To be done
Your task is to locate every line holding the string "highlighted" and to copy each of them.
************
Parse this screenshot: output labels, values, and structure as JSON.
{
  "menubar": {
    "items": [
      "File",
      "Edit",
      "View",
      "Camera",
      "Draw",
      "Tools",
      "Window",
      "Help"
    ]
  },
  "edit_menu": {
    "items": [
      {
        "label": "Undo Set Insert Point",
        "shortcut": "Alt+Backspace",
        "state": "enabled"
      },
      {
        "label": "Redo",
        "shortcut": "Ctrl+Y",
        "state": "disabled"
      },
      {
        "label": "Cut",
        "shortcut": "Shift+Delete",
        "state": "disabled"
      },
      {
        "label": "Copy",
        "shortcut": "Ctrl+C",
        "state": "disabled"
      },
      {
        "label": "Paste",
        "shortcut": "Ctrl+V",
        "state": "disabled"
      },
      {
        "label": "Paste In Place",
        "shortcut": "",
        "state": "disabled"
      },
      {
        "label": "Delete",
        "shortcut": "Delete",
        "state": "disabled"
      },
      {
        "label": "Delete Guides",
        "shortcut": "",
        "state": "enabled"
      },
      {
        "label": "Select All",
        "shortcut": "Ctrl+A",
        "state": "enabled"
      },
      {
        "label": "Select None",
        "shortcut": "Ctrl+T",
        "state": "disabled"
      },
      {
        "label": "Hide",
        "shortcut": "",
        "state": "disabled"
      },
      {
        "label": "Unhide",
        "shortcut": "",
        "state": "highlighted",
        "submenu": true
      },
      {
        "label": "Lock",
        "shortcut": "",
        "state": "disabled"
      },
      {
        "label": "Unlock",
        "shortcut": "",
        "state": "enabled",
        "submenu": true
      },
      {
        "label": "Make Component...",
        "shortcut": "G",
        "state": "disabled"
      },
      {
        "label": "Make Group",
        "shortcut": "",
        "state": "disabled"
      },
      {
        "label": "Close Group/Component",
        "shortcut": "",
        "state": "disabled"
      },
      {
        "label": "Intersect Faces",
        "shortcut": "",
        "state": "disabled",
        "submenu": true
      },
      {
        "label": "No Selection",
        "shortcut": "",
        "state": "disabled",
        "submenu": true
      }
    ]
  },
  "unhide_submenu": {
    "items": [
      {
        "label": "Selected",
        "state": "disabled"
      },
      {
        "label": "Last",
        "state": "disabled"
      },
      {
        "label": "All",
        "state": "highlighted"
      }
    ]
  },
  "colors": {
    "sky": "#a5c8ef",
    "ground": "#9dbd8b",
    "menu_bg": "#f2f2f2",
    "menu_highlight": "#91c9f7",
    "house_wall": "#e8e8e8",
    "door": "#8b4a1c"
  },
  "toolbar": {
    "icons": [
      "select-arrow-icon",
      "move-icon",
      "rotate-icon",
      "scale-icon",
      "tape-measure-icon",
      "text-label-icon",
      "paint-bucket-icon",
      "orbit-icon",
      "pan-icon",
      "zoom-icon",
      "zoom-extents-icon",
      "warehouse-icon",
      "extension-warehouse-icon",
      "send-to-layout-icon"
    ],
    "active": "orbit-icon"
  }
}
************
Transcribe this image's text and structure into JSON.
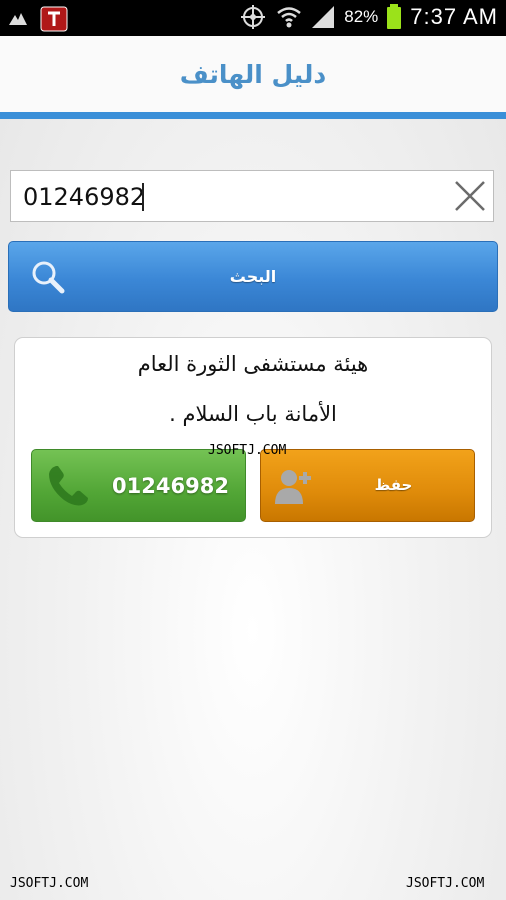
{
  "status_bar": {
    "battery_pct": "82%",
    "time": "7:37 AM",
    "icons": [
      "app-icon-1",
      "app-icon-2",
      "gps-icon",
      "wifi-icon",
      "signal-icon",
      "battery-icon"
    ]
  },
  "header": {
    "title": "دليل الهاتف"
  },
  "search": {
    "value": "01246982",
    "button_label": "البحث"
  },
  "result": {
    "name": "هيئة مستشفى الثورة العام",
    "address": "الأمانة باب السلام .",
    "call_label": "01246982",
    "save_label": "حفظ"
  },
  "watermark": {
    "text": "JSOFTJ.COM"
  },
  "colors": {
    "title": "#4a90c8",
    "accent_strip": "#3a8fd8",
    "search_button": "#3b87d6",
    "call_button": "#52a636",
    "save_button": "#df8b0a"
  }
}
************
Response for this exercise
        "state": "highlighted",
        "state": "highlighted"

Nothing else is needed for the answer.